Stored dataset items:

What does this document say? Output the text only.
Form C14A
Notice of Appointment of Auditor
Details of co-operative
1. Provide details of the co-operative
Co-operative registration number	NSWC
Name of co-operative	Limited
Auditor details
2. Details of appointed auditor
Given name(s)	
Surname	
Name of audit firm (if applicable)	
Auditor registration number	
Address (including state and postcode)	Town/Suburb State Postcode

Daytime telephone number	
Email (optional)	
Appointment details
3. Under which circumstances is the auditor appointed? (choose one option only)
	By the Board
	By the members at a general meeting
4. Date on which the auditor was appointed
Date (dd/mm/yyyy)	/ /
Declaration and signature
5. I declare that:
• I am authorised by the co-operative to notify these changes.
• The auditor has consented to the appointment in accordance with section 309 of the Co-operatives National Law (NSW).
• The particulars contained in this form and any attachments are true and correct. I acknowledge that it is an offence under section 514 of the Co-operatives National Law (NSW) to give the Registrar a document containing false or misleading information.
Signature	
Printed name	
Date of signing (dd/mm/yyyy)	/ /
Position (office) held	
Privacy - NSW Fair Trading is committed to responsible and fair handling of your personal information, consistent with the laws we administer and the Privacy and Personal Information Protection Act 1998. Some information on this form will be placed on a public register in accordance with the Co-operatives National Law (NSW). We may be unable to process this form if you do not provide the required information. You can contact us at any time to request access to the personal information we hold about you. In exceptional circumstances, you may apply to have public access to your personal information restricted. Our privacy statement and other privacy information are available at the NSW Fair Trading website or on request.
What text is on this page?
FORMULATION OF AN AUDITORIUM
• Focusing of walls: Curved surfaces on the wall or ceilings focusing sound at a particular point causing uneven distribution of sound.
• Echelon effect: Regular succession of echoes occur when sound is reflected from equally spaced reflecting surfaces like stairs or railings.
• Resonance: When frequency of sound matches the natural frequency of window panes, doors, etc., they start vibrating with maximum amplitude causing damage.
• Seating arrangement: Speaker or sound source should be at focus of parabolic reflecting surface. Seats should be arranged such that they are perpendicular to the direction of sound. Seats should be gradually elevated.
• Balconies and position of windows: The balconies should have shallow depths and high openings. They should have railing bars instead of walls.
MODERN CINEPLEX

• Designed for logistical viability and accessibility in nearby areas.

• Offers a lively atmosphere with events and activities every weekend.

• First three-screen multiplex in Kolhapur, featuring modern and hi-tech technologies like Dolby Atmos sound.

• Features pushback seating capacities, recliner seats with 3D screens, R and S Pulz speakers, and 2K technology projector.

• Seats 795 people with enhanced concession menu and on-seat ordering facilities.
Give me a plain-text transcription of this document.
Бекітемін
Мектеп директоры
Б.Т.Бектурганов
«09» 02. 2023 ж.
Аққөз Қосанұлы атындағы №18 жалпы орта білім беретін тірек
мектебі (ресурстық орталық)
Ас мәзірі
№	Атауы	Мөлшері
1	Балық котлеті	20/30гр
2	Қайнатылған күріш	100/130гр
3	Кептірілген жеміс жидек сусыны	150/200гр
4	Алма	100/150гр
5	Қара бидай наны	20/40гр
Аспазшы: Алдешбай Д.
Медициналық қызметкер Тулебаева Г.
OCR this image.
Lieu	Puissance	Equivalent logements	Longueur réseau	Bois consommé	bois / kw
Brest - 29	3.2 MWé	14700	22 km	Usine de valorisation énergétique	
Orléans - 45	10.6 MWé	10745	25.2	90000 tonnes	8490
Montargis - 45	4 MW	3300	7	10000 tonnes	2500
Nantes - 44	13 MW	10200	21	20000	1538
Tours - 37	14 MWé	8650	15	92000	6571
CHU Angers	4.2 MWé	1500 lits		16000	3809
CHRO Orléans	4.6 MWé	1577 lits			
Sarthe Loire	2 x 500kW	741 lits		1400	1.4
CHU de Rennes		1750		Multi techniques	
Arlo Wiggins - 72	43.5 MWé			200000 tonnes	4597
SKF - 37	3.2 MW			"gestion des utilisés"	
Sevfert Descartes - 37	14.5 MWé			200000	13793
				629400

Task description:
Scan the lines for the string "information". Pick out every line that has it.

Response:
• The particulars contained in this form and any attachments are true and correct. I acknowledge that it is an offence under section 514 of the Co-operatives National Law (NSW) to give the Registrar a document containing false or misleading information.
Privacy - NSW Fair Trading is committed to responsible and fair handling of your personal information, consistent with the laws we administer and the Privacy and Personal Information Protection Act 1998. Some information on this form will be placed on a public register in accordance with the Co-operatives National Law (NSW). We may be unable to process this form if you do not provide the required information. You can contact us at any time to request access to the personal information we hold about you. In exceptional circumstances, you may apply to have public access to your personal information restricted. Our privacy statement and other privacy information are available at the NSW Fair Trading website or on request.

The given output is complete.